[Start DATASET ROWS]
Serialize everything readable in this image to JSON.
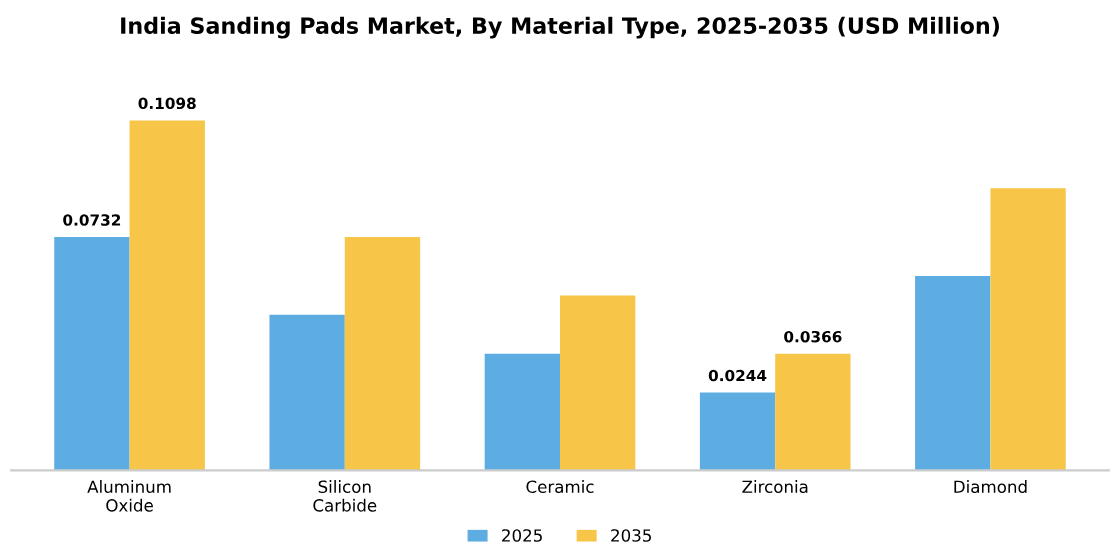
{
  "chart_data": {
    "type": "bar",
    "title": "India Sanding Pads Market, By Material Type, 2025-2035 (USD Million)",
    "categories": [
      "Aluminum\nOxide",
      "Silicon\nCarbide",
      "Ceramic",
      "Zirconia",
      "Diamond"
    ],
    "series": [
      {
        "name": "2025",
        "color": "#5dade2",
        "values": [
          0.0732,
          0.0488,
          0.0366,
          0.0244,
          0.061
        ],
        "value_labels": [
          "0.0732",
          null,
          null,
          "0.0244",
          null
        ]
      },
      {
        "name": "2035",
        "color": "#f7c548",
        "values": [
          0.1098,
          0.0732,
          0.0549,
          0.0366,
          0.0885
        ],
        "value_labels": [
          "0.1098",
          null,
          null,
          "0.0366",
          null
        ]
      }
    ],
    "legend": "bottom",
    "tick_labels": "x"
  }
}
[End DATASET ROWS]
§ WRITTEN TASK: Write out all the records again, exactly, minus any pictures.

§ RESPONSE TO THE TASK:
Serialize everything readable in this image to JSON.
{
  "chart_data": {
    "type": "bar",
    "title": "India Sanding Pads Market, By Material Type, 2025-2035 (USD Million)",
    "categories": [
      "Aluminum\nOxide",
      "Silicon\nCarbide",
      "Ceramic",
      "Zirconia",
      "Diamond"
    ],
    "series": [
      {
        "name": "2025",
        "color": "#5dade2",
        "values": [
          0.0732,
          0.0488,
          0.0366,
          0.0244,
          0.061
        ],
        "value_labels": [
          "0.0732",
          null,
          null,
          "0.0244",
          null
        ]
      },
      {
        "name": "2035",
        "color": "#f7c548",
        "values": [
          0.1098,
          0.0732,
          0.0549,
          0.0366,
          0.0885
        ],
        "value_labels": [
          "0.1098",
          null,
          null,
          "0.0366",
          null
        ]
      }
    ],
    "legend": "bottom",
    "tick_labels": "x"
  }
}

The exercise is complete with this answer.